In the records below, tally every line containing "WebFrameWorkedWith". Report only the total.

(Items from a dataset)
┄┄┄┄┄┄┄┄┄┄┄┄┄┄┄┄┄┄┄┄

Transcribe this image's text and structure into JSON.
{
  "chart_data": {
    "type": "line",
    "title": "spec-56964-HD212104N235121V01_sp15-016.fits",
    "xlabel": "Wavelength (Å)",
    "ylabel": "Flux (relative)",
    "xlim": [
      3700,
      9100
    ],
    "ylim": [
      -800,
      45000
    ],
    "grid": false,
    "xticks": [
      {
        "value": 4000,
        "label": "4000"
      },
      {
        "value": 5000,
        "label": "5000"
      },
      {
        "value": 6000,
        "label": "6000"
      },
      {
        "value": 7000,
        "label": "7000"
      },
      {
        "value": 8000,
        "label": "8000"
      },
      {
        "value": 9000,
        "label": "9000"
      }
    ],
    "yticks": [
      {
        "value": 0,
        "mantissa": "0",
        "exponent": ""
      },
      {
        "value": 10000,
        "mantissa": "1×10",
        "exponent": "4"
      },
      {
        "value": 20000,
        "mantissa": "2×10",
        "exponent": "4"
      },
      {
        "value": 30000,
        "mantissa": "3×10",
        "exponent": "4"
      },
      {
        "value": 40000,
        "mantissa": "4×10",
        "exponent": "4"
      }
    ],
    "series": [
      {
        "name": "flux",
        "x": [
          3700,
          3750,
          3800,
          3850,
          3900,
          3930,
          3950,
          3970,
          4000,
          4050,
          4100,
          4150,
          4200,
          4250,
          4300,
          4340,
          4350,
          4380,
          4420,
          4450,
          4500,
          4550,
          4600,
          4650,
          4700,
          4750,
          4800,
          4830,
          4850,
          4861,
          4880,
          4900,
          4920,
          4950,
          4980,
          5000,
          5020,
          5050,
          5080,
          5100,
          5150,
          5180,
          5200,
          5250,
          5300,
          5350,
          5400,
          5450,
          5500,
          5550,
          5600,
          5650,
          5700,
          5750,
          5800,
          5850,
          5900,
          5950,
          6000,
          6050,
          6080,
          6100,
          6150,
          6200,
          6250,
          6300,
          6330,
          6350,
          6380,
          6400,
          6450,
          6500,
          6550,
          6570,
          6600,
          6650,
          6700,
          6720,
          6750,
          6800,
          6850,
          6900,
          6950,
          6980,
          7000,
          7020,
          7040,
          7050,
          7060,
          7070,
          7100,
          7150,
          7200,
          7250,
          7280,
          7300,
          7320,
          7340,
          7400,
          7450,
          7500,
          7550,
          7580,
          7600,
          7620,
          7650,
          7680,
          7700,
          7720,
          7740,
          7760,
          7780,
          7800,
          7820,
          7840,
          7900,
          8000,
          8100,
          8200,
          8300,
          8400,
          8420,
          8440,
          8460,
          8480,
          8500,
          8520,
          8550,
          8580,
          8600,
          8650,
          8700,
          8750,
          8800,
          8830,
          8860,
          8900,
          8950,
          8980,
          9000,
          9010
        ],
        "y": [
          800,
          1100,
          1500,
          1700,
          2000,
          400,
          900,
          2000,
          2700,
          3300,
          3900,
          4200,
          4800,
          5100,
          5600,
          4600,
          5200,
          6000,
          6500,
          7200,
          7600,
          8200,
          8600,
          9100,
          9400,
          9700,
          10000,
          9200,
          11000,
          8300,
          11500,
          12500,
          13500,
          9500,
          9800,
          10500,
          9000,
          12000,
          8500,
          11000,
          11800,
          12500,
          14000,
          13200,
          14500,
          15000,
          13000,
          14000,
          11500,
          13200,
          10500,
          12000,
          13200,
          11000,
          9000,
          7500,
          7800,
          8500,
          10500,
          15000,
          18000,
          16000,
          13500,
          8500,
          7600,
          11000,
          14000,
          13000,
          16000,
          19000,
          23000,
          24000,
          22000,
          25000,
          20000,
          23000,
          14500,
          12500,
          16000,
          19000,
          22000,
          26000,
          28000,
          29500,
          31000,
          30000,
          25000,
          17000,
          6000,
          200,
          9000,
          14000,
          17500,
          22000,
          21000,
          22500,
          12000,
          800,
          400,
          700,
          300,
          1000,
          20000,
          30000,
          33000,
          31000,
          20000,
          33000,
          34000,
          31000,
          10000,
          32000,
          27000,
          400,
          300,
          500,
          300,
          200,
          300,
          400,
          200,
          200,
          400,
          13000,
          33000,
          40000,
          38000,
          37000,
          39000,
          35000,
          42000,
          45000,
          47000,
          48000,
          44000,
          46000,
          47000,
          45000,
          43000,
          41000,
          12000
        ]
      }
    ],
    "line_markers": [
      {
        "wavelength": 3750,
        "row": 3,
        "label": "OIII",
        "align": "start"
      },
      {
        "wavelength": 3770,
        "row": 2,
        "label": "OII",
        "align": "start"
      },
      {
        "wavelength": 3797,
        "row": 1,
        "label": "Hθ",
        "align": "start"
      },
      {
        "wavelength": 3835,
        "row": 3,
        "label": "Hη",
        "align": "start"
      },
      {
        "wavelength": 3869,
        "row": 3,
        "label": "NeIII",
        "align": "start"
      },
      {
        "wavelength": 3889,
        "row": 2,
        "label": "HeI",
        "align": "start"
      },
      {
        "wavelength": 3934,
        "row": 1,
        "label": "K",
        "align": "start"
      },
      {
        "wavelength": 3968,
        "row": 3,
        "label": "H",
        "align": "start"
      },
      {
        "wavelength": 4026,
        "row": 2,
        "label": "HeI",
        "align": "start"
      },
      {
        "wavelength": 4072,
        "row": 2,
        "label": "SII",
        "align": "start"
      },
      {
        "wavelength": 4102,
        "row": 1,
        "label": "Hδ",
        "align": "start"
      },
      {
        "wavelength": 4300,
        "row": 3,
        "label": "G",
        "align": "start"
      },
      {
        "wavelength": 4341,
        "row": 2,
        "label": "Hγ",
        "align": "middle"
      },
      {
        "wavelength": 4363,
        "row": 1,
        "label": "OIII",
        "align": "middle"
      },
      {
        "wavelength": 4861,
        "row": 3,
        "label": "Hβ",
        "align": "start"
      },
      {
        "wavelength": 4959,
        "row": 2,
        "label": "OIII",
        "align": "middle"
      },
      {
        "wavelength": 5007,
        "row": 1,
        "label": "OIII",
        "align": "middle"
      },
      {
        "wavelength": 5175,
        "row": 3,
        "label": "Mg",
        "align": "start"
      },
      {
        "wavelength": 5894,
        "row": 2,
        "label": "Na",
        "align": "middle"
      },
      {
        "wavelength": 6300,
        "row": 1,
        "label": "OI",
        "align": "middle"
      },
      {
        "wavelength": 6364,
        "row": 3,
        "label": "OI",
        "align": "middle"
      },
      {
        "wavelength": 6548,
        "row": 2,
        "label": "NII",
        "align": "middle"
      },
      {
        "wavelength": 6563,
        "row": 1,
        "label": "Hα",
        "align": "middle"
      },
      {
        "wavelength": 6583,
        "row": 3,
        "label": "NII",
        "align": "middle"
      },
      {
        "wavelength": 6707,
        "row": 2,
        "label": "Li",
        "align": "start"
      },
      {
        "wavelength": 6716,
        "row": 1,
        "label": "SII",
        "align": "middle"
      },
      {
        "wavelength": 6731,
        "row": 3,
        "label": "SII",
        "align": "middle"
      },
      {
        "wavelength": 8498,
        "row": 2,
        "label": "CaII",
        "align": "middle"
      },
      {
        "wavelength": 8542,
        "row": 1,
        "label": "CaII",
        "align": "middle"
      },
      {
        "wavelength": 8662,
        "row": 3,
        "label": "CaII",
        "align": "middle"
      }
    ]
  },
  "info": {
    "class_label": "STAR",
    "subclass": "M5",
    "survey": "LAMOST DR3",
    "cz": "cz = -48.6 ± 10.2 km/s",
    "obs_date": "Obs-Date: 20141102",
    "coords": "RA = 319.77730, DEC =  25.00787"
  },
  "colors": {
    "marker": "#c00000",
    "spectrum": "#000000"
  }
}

┄┄┄┄┄┄┄┄┄┄┄┄┄┄┄┄┄┄┄┄

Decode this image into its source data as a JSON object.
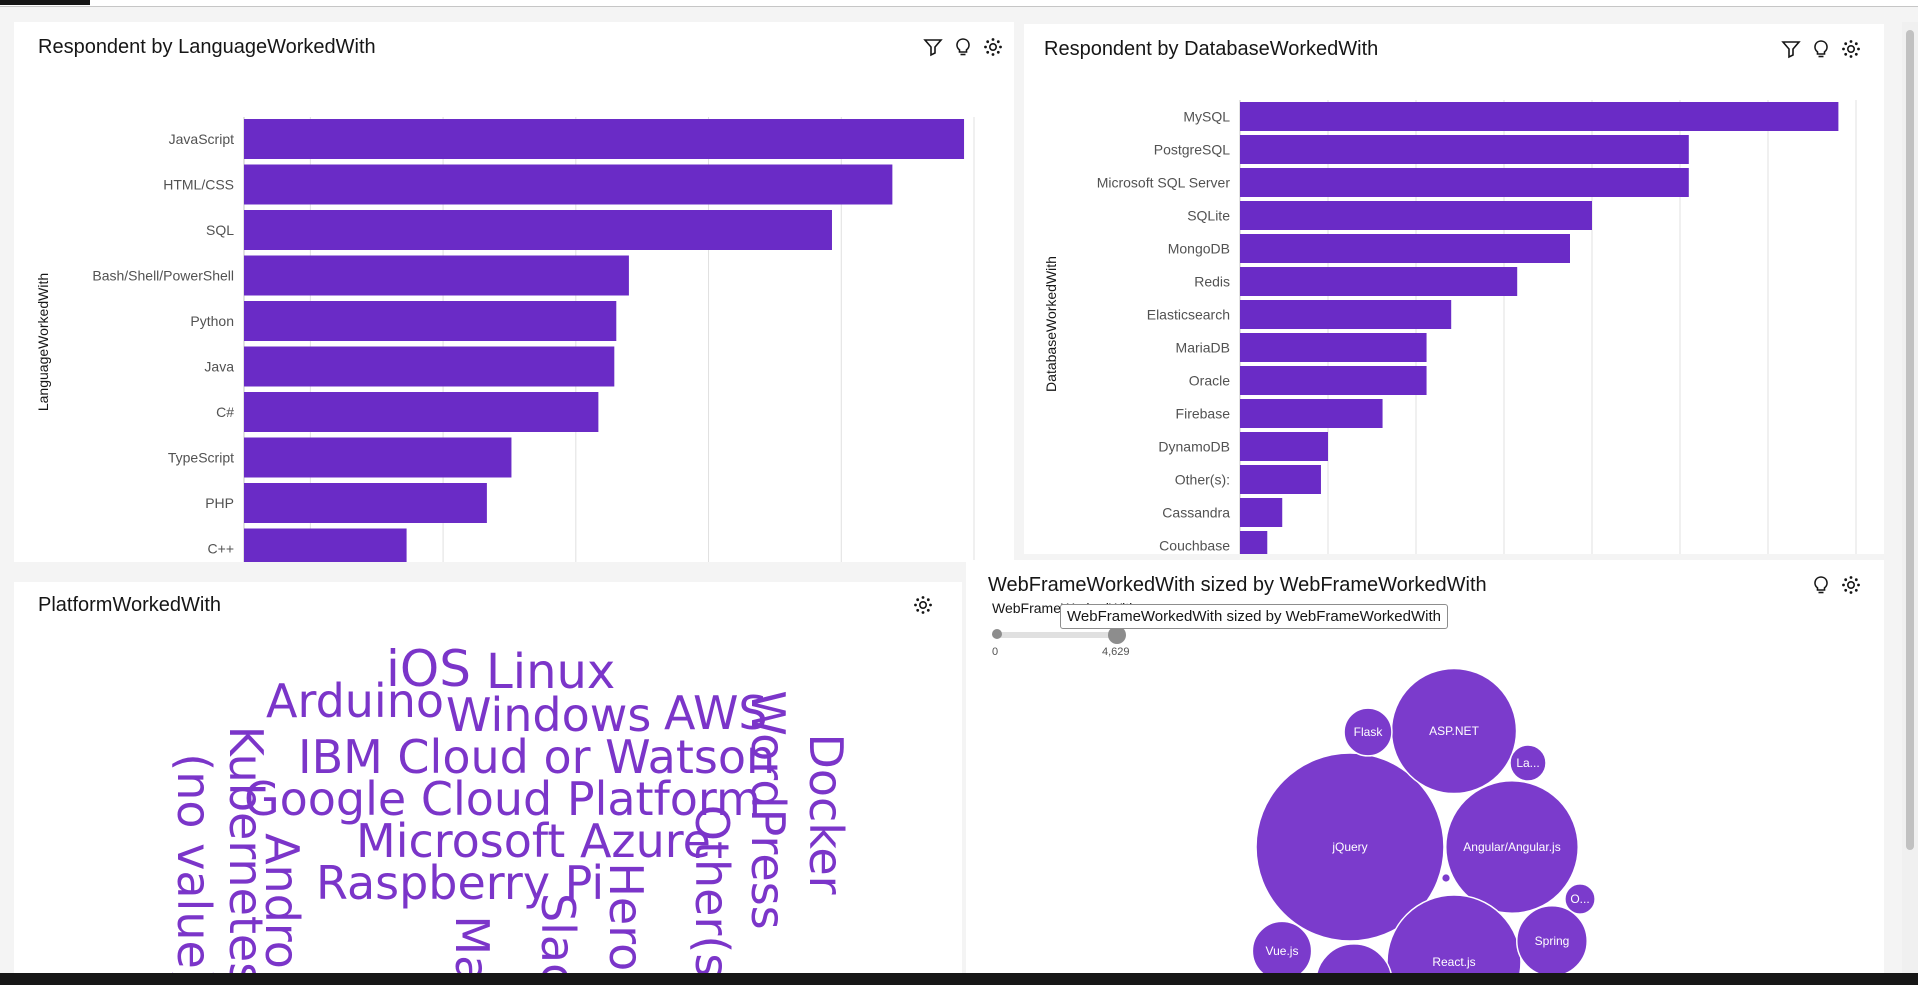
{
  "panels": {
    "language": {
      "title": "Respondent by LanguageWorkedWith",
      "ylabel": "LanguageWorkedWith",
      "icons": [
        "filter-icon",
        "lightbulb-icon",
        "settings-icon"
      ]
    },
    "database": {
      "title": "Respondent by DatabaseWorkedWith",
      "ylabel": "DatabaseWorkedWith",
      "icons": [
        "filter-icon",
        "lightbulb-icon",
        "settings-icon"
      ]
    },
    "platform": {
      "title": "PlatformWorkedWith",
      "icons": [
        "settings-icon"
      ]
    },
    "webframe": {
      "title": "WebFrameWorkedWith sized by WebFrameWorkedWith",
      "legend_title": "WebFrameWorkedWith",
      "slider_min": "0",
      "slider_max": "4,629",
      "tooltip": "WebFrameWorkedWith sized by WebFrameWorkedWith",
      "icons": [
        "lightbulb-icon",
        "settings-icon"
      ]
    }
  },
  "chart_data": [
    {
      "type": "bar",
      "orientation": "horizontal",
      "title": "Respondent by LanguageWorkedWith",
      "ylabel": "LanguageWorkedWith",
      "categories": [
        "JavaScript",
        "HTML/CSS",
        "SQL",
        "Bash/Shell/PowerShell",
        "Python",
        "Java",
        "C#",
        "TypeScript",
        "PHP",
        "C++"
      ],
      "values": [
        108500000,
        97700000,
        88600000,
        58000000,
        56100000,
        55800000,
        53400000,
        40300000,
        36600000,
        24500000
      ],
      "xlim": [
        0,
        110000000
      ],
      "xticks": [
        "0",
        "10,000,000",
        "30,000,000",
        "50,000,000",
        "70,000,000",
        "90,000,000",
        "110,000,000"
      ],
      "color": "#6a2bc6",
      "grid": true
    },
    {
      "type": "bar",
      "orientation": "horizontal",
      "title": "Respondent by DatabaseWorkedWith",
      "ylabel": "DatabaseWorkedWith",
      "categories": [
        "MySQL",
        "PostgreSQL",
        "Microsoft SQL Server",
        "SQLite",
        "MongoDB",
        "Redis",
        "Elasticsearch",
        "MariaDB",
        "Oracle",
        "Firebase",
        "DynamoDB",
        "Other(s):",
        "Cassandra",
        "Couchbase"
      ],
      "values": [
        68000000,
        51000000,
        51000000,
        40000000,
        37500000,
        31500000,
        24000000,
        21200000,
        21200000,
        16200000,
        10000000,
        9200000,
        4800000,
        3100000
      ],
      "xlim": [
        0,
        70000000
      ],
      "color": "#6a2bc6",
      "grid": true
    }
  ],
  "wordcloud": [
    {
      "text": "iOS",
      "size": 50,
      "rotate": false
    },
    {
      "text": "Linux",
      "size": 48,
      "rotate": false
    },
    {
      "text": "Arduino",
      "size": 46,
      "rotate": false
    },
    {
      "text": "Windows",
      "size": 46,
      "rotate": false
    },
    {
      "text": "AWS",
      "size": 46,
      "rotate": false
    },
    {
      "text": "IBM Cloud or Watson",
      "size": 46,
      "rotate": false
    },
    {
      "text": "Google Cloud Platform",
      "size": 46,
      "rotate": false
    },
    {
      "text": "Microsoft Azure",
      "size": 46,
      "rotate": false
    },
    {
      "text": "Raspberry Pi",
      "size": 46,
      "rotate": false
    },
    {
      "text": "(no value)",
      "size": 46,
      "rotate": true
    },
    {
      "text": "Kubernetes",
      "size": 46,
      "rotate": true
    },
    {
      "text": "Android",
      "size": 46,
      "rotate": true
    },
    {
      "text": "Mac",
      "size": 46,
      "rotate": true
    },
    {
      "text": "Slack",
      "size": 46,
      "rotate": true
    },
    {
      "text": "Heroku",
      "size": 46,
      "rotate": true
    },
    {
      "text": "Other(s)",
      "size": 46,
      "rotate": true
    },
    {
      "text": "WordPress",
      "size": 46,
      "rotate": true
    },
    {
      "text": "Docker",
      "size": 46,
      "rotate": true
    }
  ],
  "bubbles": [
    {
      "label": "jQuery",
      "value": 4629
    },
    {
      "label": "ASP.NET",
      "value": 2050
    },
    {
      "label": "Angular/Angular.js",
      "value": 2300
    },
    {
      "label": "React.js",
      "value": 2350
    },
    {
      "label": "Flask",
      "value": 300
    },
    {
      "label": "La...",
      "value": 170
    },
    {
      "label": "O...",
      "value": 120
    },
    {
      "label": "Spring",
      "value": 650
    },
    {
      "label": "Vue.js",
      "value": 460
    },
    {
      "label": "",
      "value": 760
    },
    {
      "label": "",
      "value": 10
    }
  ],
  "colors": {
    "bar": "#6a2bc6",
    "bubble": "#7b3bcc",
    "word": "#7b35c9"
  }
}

┄┄┄┄┄┄┄┄┄┄┄┄┄┄┄┄┄┄┄┄

*The result*.
3